## INPUT ROWS
______
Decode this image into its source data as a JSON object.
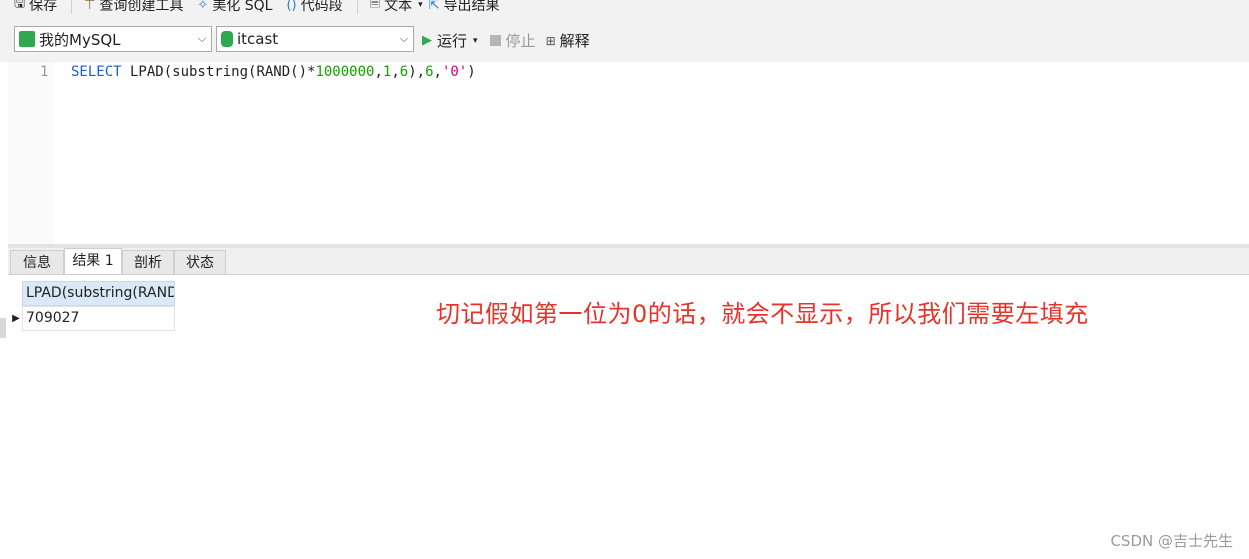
{
  "toolbar": {
    "items": [
      {
        "label": "保存",
        "icon": "save-icon"
      },
      {
        "label": "查询创建工具",
        "icon": "query-builder-icon"
      },
      {
        "label": "美化 SQL",
        "icon": "beautify-icon"
      },
      {
        "label": "代码段",
        "icon": "code-snippet-icon"
      },
      {
        "label": "文本",
        "icon": "text-icon"
      },
      {
        "label": "导出结果",
        "icon": "export-icon"
      }
    ]
  },
  "connection": {
    "value": "我的MySQL",
    "icon_color": "#2fa84f"
  },
  "database": {
    "value": "itcast",
    "icon_color": "#2fa84f"
  },
  "actions": {
    "run": "运行",
    "stop": "停止",
    "explain": "解释"
  },
  "editor": {
    "line_number": "1",
    "code": {
      "kw": "SELECT",
      "p1": " LPAD(substring(RAND()*",
      "n1": "1000000",
      "p2": ",",
      "n2": "1",
      "p3": ",",
      "n3": "6",
      "p4": "),",
      "n4": "6",
      "p5": ",",
      "s1": "'0'",
      "p6": ")"
    }
  },
  "tabs": [
    "信息",
    "结果 1",
    "剖析",
    "状态"
  ],
  "result": {
    "column": "LPAD(substring(RAND",
    "value": "709027"
  },
  "note": "切记假如第一位为0的话，就会不显示，所以我们需要左填充",
  "watermark": "CSDN @吉士先生",
  "colors": {
    "note": "#e8332a",
    "keyword": "#1a5fd1",
    "number": "#13a000",
    "string": "#d0006f"
  }
}
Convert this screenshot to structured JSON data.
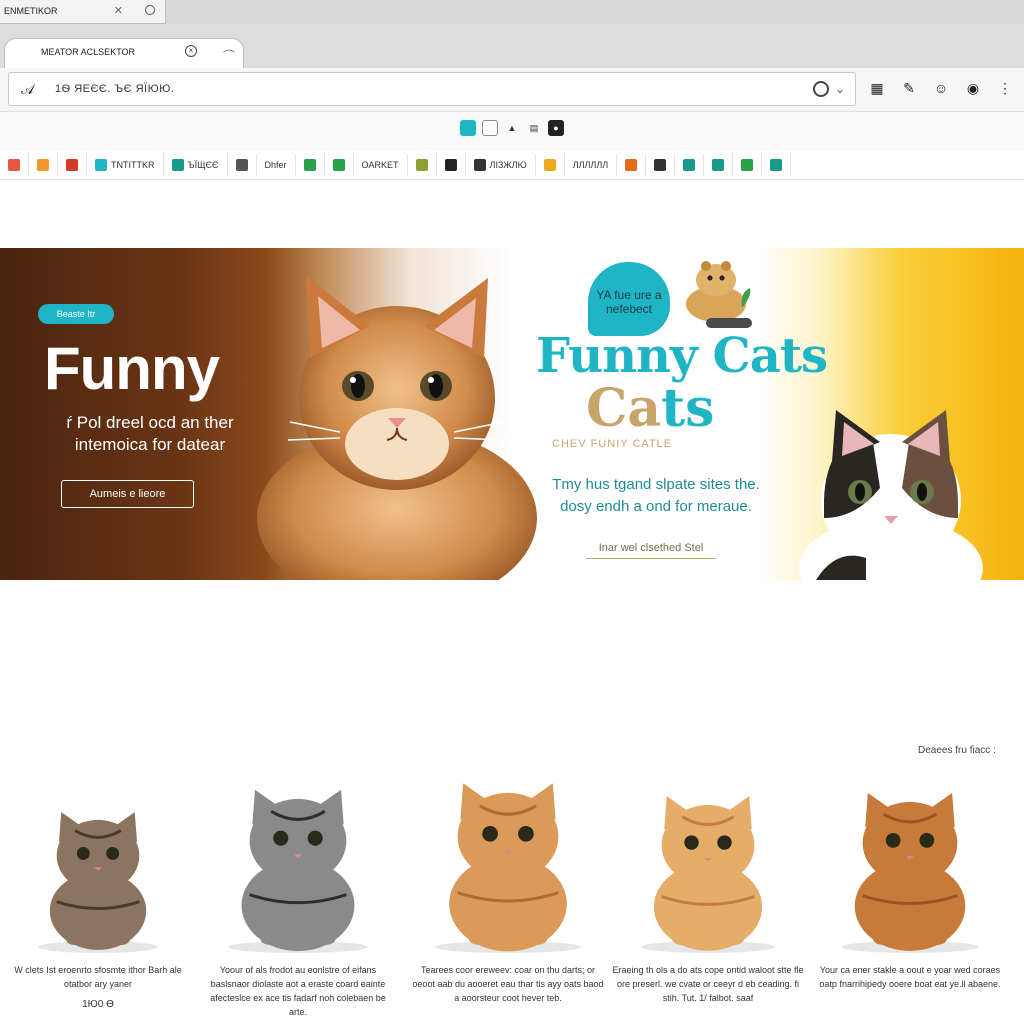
{
  "browser": {
    "window_title": "ENMETIKOR",
    "tab_title": "MEATOR ACLSEKTOR",
    "url": "1Ѳ ЯЕЄЄ.    ЪЄ ЯЇЮЮ.",
    "bookmarks": [
      {
        "label": "",
        "color": "#e9563b"
      },
      {
        "label": "",
        "color": "#f09a2b"
      },
      {
        "label": "",
        "color": "#d23a2a"
      },
      {
        "label": "TNTITTKR",
        "color": "#1fb5c4"
      },
      {
        "label": "ЪЇЩЄЄ",
        "color": "#1a9a8a"
      },
      {
        "label": "",
        "color": "#555555"
      },
      {
        "label": "Dhfer",
        "color": ""
      },
      {
        "label": "",
        "color": "#2aa148"
      },
      {
        "label": "",
        "color": "#2aa148"
      },
      {
        "label": "OARKET",
        "color": ""
      },
      {
        "label": "",
        "color": "#8aa030"
      },
      {
        "label": "",
        "color": "#222222"
      },
      {
        "label": "ЛІЗЖЛЮ",
        "color": "#333333"
      },
      {
        "label": "",
        "color": "#f0a81e"
      },
      {
        "label": "ЛЛЛЛЛЛ",
        "color": ""
      },
      {
        "label": "",
        "color": "#e46b1c"
      },
      {
        "label": "",
        "color": "#333333"
      },
      {
        "label": "",
        "color": "#1a9a8a"
      },
      {
        "label": "",
        "color": "#1a9a8a"
      },
      {
        "label": "",
        "color": "#2aa148"
      },
      {
        "label": "",
        "color": "#1a9a8a"
      }
    ]
  },
  "hero": {
    "badge_pill": "Beaste Itr",
    "title": "Funny",
    "subtitle": "ŕ Pol dreel ocd an ther intemoica for datear",
    "cta": "Aumeis e lieore",
    "bubble_text": "YA fue ure a nefebect",
    "brand_line1": "Funny Cats",
    "brand_line2_a": "Ca",
    "brand_line2_b": "ts",
    "brand_tagline": "CHEV FUNIY CATLE",
    "copy": "Tmy hus tgand slpate sites the. dosy endh a ond for meraue.",
    "link": "Inar wel clsethed Stel"
  },
  "products": {
    "sort_label": "Deaees fru fiacc :",
    "items": [
      {
        "desc": "W clets Ist eroenrto sfosmte ithor Barh ale otatbor ary yaner",
        "price": "1Ю0 Ѳ",
        "fur": "#8b7560",
        "stripe": "#4a3a2a"
      },
      {
        "desc": "Yoour of als frodot au eonlstre of eifans baslsnaor diolaste aot a eraste coard eainte afecteslce ex ace tis fadarf noh colebaen be arte.",
        "price": "",
        "fur": "#8a8a8a",
        "stripe": "#2e2e2e"
      },
      {
        "desc": "Tearees coor ereweev: coar on thu darts; or oeoot aab du aooeret eau thar tis ayy oats baod a aoorsteur coot hever teb.",
        "price": "",
        "fur": "#d99a5a",
        "stripe": "#b06a30"
      },
      {
        "desc": "Eraeing th ols a do ats cope ontid waloot stte fle ore preserl. we cvate or ceeyr d eb ceading. fi stih. Tut. 1/ falbot. saaf",
        "price": "",
        "fur": "#e6ac6a",
        "stripe": "#c27e3e"
      },
      {
        "desc": "Your ca ener stakle a oout e yoar wed coraes oatp fnarrihipedy ooere boat eat ye.ll abaene.",
        "price": "",
        "fur": "#c87a3a",
        "stripe": "#9a5424"
      }
    ]
  }
}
______
## PROBLEM DESCRIPTION
Leave out the pictures and output every record above precisely as given.

## RESPONSE BELOW
Decode this image into its source data as a JSON object.
{
  "toolbar": {
    "items": [
      {
        "label": "保存",
        "icon": "save-icon"
      },
      {
        "label": "查询创建工具",
        "icon": "query-builder-icon"
      },
      {
        "label": "美化 SQL",
        "icon": "beautify-icon"
      },
      {
        "label": "代码段",
        "icon": "code-snippet-icon"
      },
      {
        "label": "文本",
        "icon": "text-icon"
      },
      {
        "label": "导出结果",
        "icon": "export-icon"
      }
    ]
  },
  "connection": {
    "value": "我的MySQL",
    "icon_color": "#2fa84f"
  },
  "database": {
    "value": "itcast",
    "icon_color": "#2fa84f"
  },
  "actions": {
    "run": "运行",
    "stop": "停止",
    "explain": "解释"
  },
  "editor": {
    "line_number": "1",
    "code": {
      "kw": "SELECT",
      "p1": " LPAD(substring(RAND()*",
      "n1": "1000000",
      "p2": ",",
      "n2": "1",
      "p3": ",",
      "n3": "6",
      "p4": "),",
      "n4": "6",
      "p5": ",",
      "s1": "'0'",
      "p6": ")"
    }
  },
  "tabs": [
    "信息",
    "结果 1",
    "剖析",
    "状态"
  ],
  "result": {
    "column": "LPAD(substring(RAND",
    "value": "709027"
  },
  "note": "切记假如第一位为0的话，就会不显示，所以我们需要左填充",
  "watermark": "CSDN @吉士先生",
  "colors": {
    "note": "#e8332a",
    "keyword": "#1a5fd1",
    "number": "#13a000",
    "string": "#d0006f"
  }
}
Convert this screenshot to structured JSON data.
{
  "browser": {
    "window_title": "ENMETIKOR",
    "tab_title": "MEATOR ACLSEKTOR",
    "url": "1Ѳ ЯЕЄЄ.    ЪЄ ЯЇЮЮ.",
    "bookmarks": [
      {
        "label": "",
        "color": "#e9563b"
      },
      {
        "label": "",
        "color": "#f09a2b"
      },
      {
        "label": "",
        "color": "#d23a2a"
      },
      {
        "label": "TNTITTKR",
        "color": "#1fb5c4"
      },
      {
        "label": "ЪЇЩЄЄ",
        "color": "#1a9a8a"
      },
      {
        "label": "",
        "color": "#555555"
      },
      {
        "label": "Dhfer",
        "color": ""
      },
      {
        "label": "",
        "color": "#2aa148"
      },
      {
        "label": "",
        "color": "#2aa148"
      },
      {
        "label": "OARKET",
        "color": ""
      },
      {
        "label": "",
        "color": "#8aa030"
      },
      {
        "label": "",
        "color": "#222222"
      },
      {
        "label": "ЛІЗЖЛЮ",
        "color": "#333333"
      },
      {
        "label": "",
        "color": "#f0a81e"
      },
      {
        "label": "ЛЛЛЛЛЛ",
        "color": ""
      },
      {
        "label": "",
        "color": "#e46b1c"
      },
      {
        "label": "",
        "color": "#333333"
      },
      {
        "label": "",
        "color": "#1a9a8a"
      },
      {
        "label": "",
        "color": "#1a9a8a"
      },
      {
        "label": "",
        "color": "#2aa148"
      },
      {
        "label": "",
        "color": "#1a9a8a"
      }
    ]
  },
  "hero": {
    "badge_pill": "Beaste Itr",
    "title": "Funny",
    "subtitle": "ŕ Pol dreel ocd an ther intemoica for datear",
    "cta": "Aumeis e lieore",
    "bubble_text": "YA fue ure a nefebect",
    "brand_line1": "Funny Cats",
    "brand_line2_a": "Ca",
    "brand_line2_b": "ts",
    "brand_tagline": "CHEV FUNIY CATLE",
    "copy": "Tmy hus tgand slpate sites the. dosy endh a ond for meraue.",
    "link": "Inar wel clsethed Stel"
  },
  "products": {
    "sort_label": "Deaees fru fiacc :",
    "items": [
      {
        "desc": "W clets Ist eroenrto sfosmte ithor Barh ale otatbor ary yaner",
        "price": "1Ю0 Ѳ",
        "fur": "#8b7560",
        "stripe": "#4a3a2a"
      },
      {
        "desc": "Yoour of als frodot au eonlstre of eifans baslsnaor diolaste aot a eraste coard eainte afecteslce ex ace tis fadarf noh colebaen be arte.",
        "price": "",
        "fur": "#8a8a8a",
        "stripe": "#2e2e2e"
      },
      {
        "desc": "Tearees coor ereweev: coar on thu darts; or oeoot aab du aooeret eau thar tis ayy oats baod a aoorsteur coot hever teb.",
        "price": "",
        "fur": "#d99a5a",
        "stripe": "#b06a30"
      },
      {
        "desc": "Eraeing th ols a do ats cope ontid waloot stte fle ore preserl. we cvate or ceeyr d eb ceading. fi stih. Tut. 1/ falbot. saaf",
        "price": "",
        "fur": "#e6ac6a",
        "stripe": "#c27e3e"
      },
      {
        "desc": "Your ca ener stakle a oout e yoar wed coraes oatp fnarrihipedy ooere boat eat ye.ll abaene.",
        "price": "",
        "fur": "#c87a3a",
        "stripe": "#9a5424"
      }
    ]
  }
}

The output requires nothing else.